→ Data rows
========================================================================
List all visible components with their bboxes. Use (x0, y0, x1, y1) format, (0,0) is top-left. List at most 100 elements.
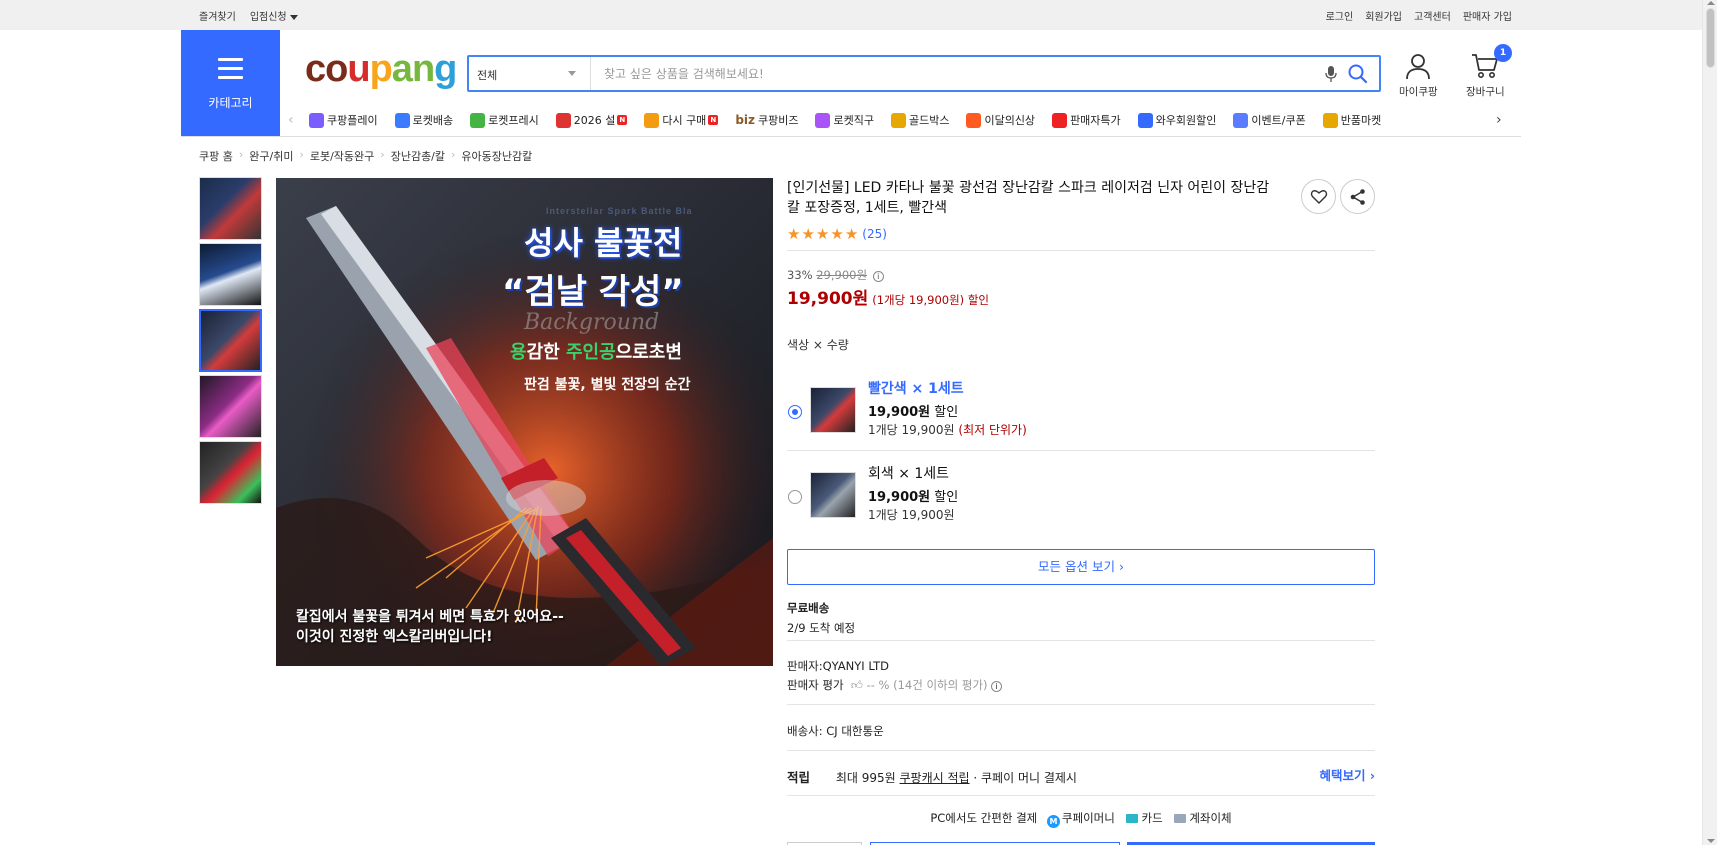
thumbnail-list (199, 177, 262, 507)
nav-item[interactable]: 이벤트/쿠폰 (1233, 112, 1306, 128)
breadcrumb-item[interactable]: 쿠팡 홈 (199, 148, 233, 164)
option-radio[interactable] (788, 490, 802, 504)
nav-item[interactable]: 2026 설N (555, 112, 628, 128)
my-coupang-label: 마이쿠팡 (1399, 86, 1438, 98)
breadcrumb-item[interactable]: 장난감총/칼 (391, 148, 445, 164)
thumbs-up-icon: 👍︎ (847, 678, 863, 692)
option-unit-price: 1개당 19,900원 (최저 단위가) (868, 423, 1027, 437)
share-button[interactable] (1340, 179, 1375, 214)
product-main-image[interactable]: Interstellar Spark Battle Bla 성사 불꽃전 “검날… (276, 178, 773, 666)
review-count[interactable]: (25) (862, 227, 887, 241)
nav-item[interactable]: 로켓배송 (394, 112, 453, 128)
nav-item-icon (1052, 112, 1068, 128)
divider (787, 250, 1375, 251)
hamburger-icon (218, 58, 243, 79)
category-menu-button[interactable]: 카테고리 (181, 30, 280, 136)
nav-item-icon (644, 112, 660, 128)
free-shipping-label: 무료배송 (787, 601, 830, 615)
seller-rating-note: (14건 이하의 평가) (893, 678, 988, 692)
nav-prev-icon[interactable]: ‹ (288, 112, 294, 128)
nav-item[interactable]: 로켓프레시 (470, 112, 539, 128)
search-input[interactable] (592, 57, 1292, 90)
nav-item[interactable]: 로켓직구 (815, 112, 874, 128)
nav-item[interactable]: 골드박스 (890, 112, 949, 128)
option-price: 19,900원 할인 (868, 405, 959, 420)
nav-item[interactable]: 판매자특가 (1052, 112, 1121, 128)
reward-row: 적립 최대 995원 쿠팡캐시 적립 · 쿠페이 머니 결제시 (787, 767, 1077, 786)
option-thumbnail (810, 387, 856, 433)
nav-item[interactable]: 와우회원할인 (1137, 112, 1217, 128)
option-item-red[interactable]: 빨간색 × 1세트 19,900원 할인 1개당 19,900원 (최저 단위가… (787, 371, 1375, 455)
microphone-icon[interactable] (1325, 65, 1337, 83)
coupay-icon: M (1046, 815, 1060, 828)
nav-item-label: 2026 설 (573, 114, 616, 127)
search-category-select[interactable]: 전체 (469, 57, 591, 90)
login-link[interactable]: 로그인 (1326, 8, 1354, 23)
vendor-apply-label: 입점신청 (249, 12, 287, 23)
nav-item-label: 쿠팡플레이 (327, 114, 378, 127)
image-caption: 판검 불꽃, 별빛 전장의 순간 (524, 377, 691, 393)
breadcrumb-item[interactable]: 유아동장난감칼 (461, 148, 532, 164)
divider (181, 136, 1521, 137)
nav-item[interactable]: 이달의신상 (966, 112, 1035, 128)
nav-item-icon (309, 112, 324, 128)
info-icon[interactable]: i (872, 271, 884, 282)
vendor-apply-link[interactable]: 입점신청 (250, 8, 298, 23)
nav-item-icon (1233, 112, 1249, 128)
thumbnail[interactable] (199, 441, 262, 504)
nav-item[interactable]: biz 쿠팡비즈 (735, 112, 798, 128)
nav-item-icon (555, 112, 571, 128)
search-icon[interactable] (1347, 63, 1369, 85)
seller-name[interactable]: 판매자:QYANYI LTD (787, 658, 889, 674)
page-scrollbar[interactable] (1702, 0, 1717, 845)
scroll-up-icon[interactable] (1707, 1, 1715, 5)
option-name: 회색 × 1세트 (868, 466, 950, 482)
sale-price-row: 19,900원 (1개당 19,900원) 할인 (787, 284, 989, 309)
benefit-link[interactable]: 혜택보기 › (1319, 765, 1375, 784)
all-options-button[interactable]: 모든 옵션 보기 › (787, 549, 1375, 585)
nav-item-icon (470, 112, 486, 128)
seller-signup-link[interactable]: 판매자 가입 (1463, 8, 1512, 23)
share-icon (1350, 189, 1365, 205)
category-nav: ‹ 쿠팡플레이 로켓배송 로켓프레시 2026 설 N 다시 구매 N biz 쿠팡비즈 로켓직구… (285, 108, 1525, 135)
divider (787, 750, 1375, 751)
thumbnail[interactable] (199, 177, 262, 240)
thumbnail[interactable] (199, 375, 262, 438)
bank-label: 계좌이체 (1189, 811, 1232, 825)
nav-item[interactable]: 다시 구매 N (644, 112, 719, 128)
coupang-cash-link[interactable]: 쿠팡캐시 적립 (900, 771, 970, 785)
star-icon: ★ (815, 225, 830, 243)
rating-stars[interactable]: ★ ★ ★ ★ ★ (25) (787, 225, 887, 243)
category-menu-label: 카테고리 (208, 96, 253, 110)
nav-item-label: 판매자특가 (1070, 114, 1121, 127)
nav-next-icon[interactable]: › (1496, 112, 1502, 128)
option-thumbnail (810, 472, 856, 518)
image-bottom-text-2: 이것이 진정한 엑스칼리버입니다! (296, 629, 493, 645)
card-label: 카드 (1141, 811, 1163, 825)
scroll-down-icon[interactable] (1707, 839, 1715, 843)
nav-item[interactable]: 반품마켓 (1322, 112, 1381, 128)
info-icon[interactable]: i (991, 681, 1003, 692)
nav-item[interactable]: 쿠팡플레이 (309, 112, 378, 128)
breadcrumb-item[interactable]: 로봇/작동완구 (310, 148, 374, 164)
option-label: 색상 × 수량 (787, 338, 849, 352)
original-price-row: 33% 29,900원 i (787, 267, 884, 283)
nav-item-icon (1322, 112, 1338, 128)
my-coupang-button[interactable]: 마이쿠팡 (1399, 52, 1438, 99)
option-item-gray[interactable]: 회색 × 1세트 19,900원 할인 1개당 19,900원 (787, 456, 1375, 540)
favorite-button[interactable] (1301, 179, 1336, 214)
thumbnail-selected[interactable] (199, 309, 262, 372)
signup-link[interactable]: 회원가입 (1365, 8, 1402, 23)
bookmark-link[interactable]: 즐겨찾기 (199, 8, 236, 23)
customer-center-link[interactable]: 고객센터 (1414, 8, 1451, 23)
coupang-logo[interactable]: coupang (305, 48, 457, 91)
nav-item-label: 와우회원할인 (1155, 114, 1217, 127)
thumbnail[interactable] (199, 243, 262, 306)
scrollbar-thumb[interactable] (1706, 8, 1715, 68)
star-icon: ★ (787, 225, 801, 243)
option-radio[interactable] (788, 405, 802, 419)
breadcrumb-item[interactable]: 완구/취미 (249, 148, 293, 164)
chevron-down-icon (568, 71, 576, 76)
sale-price: 19,900원 (787, 289, 869, 309)
cart-count-badge: 1 (1494, 44, 1512, 62)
========================================================================
→ Goal
Reproduce every item above word for word, leaving out the pictures.

→ Exercise solution
List all visible components with their bboxes. Use (x0, y0, x1, y1) format, (0,0) is top-left. List at most 100 elements.
thumbnail-list (199, 177, 262, 507)
nav-item[interactable]: 이벤트/쿠폰 (1233, 112, 1306, 128)
breadcrumb-item[interactable]: 쿠팡 홈 (199, 148, 233, 164)
option-radio[interactable] (788, 490, 802, 504)
nav-item[interactable]: 2026 설N (555, 112, 628, 128)
my-coupang-label: 마이쿠팡 (1399, 86, 1438, 98)
breadcrumb-item[interactable]: 장난감총/칼 (391, 148, 445, 164)
thumbs-up-icon: 👍︎ (847, 678, 863, 692)
option-unit-price: 1개당 19,900원 (최저 단위가) (868, 423, 1027, 437)
share-button[interactable] (1340, 179, 1375, 214)
product-main-image[interactable]: Interstellar Spark Battle Bla 성사 불꽃전 “검날… (276, 178, 773, 666)
review-count[interactable]: (25) (862, 227, 887, 241)
nav-item[interactable]: 로켓배송 (394, 112, 453, 128)
nav-item-icon (1052, 112, 1068, 128)
divider (787, 250, 1375, 251)
hamburger-icon (218, 58, 243, 79)
category-menu-button[interactable]: 카테고리 (181, 30, 280, 136)
nav-item-icon (644, 112, 660, 128)
free-shipping-label: 무료배송 (787, 601, 830, 615)
seller-rating-note: (14건 이하의 평가) (893, 678, 988, 692)
nav-prev-icon[interactable]: ‹ (288, 112, 294, 128)
nav-item[interactable]: 로켓프레시 (470, 112, 539, 128)
search-input[interactable] (592, 57, 1292, 90)
nav-item[interactable]: 로켓직구 (815, 112, 874, 128)
nav-item[interactable]: 골드박스 (890, 112, 949, 128)
option-price: 19,900원 할인 (868, 405, 959, 420)
nav-item[interactable]: 판매자특가 (1052, 112, 1121, 128)
reward-row: 적립 최대 995원 쿠팡캐시 적립 · 쿠페이 머니 결제시 (787, 767, 1077, 786)
option-thumbnail (810, 387, 856, 433)
nav-item[interactable]: 와우회원할인 (1137, 112, 1217, 128)
option-item-red[interactable]: 빨간색 × 1세트 19,900원 할인 1개당 19,900원 (최저 단위가… (787, 371, 1375, 455)
microphone-icon[interactable] (1325, 65, 1337, 83)
coupay-icon: M (1046, 815, 1060, 828)
nav-item-label: 2026 설 (573, 114, 616, 127)
search-category-select[interactable]: 전체 (469, 57, 591, 90)
login-link[interactable]: 로그인 (1326, 8, 1354, 23)
vendor-apply-label: 입점신청 (249, 12, 287, 23)
nav-item-label: 쿠팡플레이 (327, 114, 378, 127)
image-caption: 판검 불꽃, 별빛 전장의 순간 (524, 377, 691, 393)
breadcrumb-item[interactable]: 유아동장난감칼 (461, 148, 532, 164)
divider (181, 136, 1521, 137)
nav-item[interactable]: 이달의신상 (966, 112, 1035, 128)
nav-item-icon (309, 112, 324, 128)
info-icon[interactable]: i (872, 271, 884, 282)
vendor-apply-link[interactable]: 입점신청 (250, 8, 298, 23)
nav-item-icon (1233, 112, 1249, 128)
thumbnail[interactable] (199, 441, 262, 504)
nav-item[interactable]: biz 쿠팡비즈 (735, 112, 798, 128)
nav-item-icon (555, 112, 571, 128)
search-icon[interactable] (1347, 63, 1369, 85)
seller-name[interactable]: 판매자:QYANYI LTD (787, 658, 889, 674)
page-scrollbar[interactable] (1702, 0, 1717, 845)
scroll-up-icon[interactable] (1707, 1, 1715, 5)
option-name: 회색 × 1세트 (868, 466, 950, 482)
sale-price-row: 19,900원 (1개당 19,900원) 할인 (787, 284, 989, 309)
benefit-link[interactable]: 혜택보기 › (1319, 765, 1375, 784)
all-options-button[interactable]: 모든 옵션 보기 › (787, 549, 1375, 585)
nav-item-icon (470, 112, 486, 128)
seller-signup-link[interactable]: 판매자 가입 (1463, 8, 1512, 23)
share-icon (1350, 189, 1365, 205)
category-nav: ‹ 쿠팡플레이 로켓배송 로켓프레시 2026 설 N 다시 구매 N biz 쿠팡비즈 로켓직구… (285, 108, 1525, 135)
divider (787, 750, 1375, 751)
thumbnail[interactable] (199, 177, 262, 240)
thumbnail[interactable] (199, 375, 262, 438)
bank-label: 계좌이체 (1189, 811, 1232, 825)
nav-item[interactable]: 다시 구매 N (644, 112, 719, 128)
coupang-cash-link[interactable]: 쿠팡캐시 적립 (900, 771, 970, 785)
star-icon: ★ (815, 225, 830, 243)
rating-stars[interactable]: ★ ★ ★ ★ ★ (25) (787, 225, 887, 243)
category-menu-label: 카테고리 (208, 96, 253, 110)
nav-item-label: 판매자특가 (1070, 114, 1121, 127)
nav-next-icon[interactable]: › (1496, 112, 1502, 128)
option-thumbnail (810, 472, 856, 518)
image-bottom-text-2: 이것이 진정한 엑스칼리버입니다! (296, 629, 493, 645)
card-label: 카드 (1141, 811, 1163, 825)
scroll-down-icon[interactable] (1707, 839, 1715, 843)
nav-item[interactable]: 반품마켓 (1322, 112, 1381, 128)
info-icon[interactable]: i (991, 681, 1003, 692)
nav-item[interactable]: 쿠팡플레이 (309, 112, 378, 128)
breadcrumb-item[interactable]: 로봇/작동완구 (310, 148, 374, 164)
option-label: 색상 × 수량 (787, 338, 849, 352)
original-price-row: 33% 29,900원 i (787, 267, 884, 283)
nav-item-icon (1322, 112, 1338, 128)
my-coupang-button[interactable]: 마이쿠팡 (1399, 52, 1438, 99)
option-item-gray[interactable]: 회색 × 1세트 19,900원 할인 1개당 19,900원 (787, 456, 1375, 540)
favorite-button[interactable] (1301, 179, 1336, 214)
thumbnail-selected[interactable] (199, 309, 262, 372)
signup-link[interactable]: 회원가입 (1365, 8, 1402, 23)
bookmark-link[interactable]: 즐겨찾기 (199, 8, 236, 23)
customer-center-link[interactable]: 고객센터 (1414, 8, 1451, 23)
coupang-logo[interactable]: coupang (305, 48, 457, 91)
nav-item-label: 와우회원할인 (1155, 114, 1217, 127)
thumbnail[interactable] (199, 243, 262, 306)
scrollbar-thumb[interactable] (1706, 8, 1715, 68)
star-icon: ★ (787, 225, 801, 243)
option-radio[interactable] (788, 405, 802, 419)
breadcrumb-item[interactable]: 완구/취미 (249, 148, 293, 164)
chevron-down-icon (568, 71, 576, 76)
sale-price: 19,900원 (787, 289, 869, 309)
cart-count-badge: 1 (1494, 44, 1512, 62)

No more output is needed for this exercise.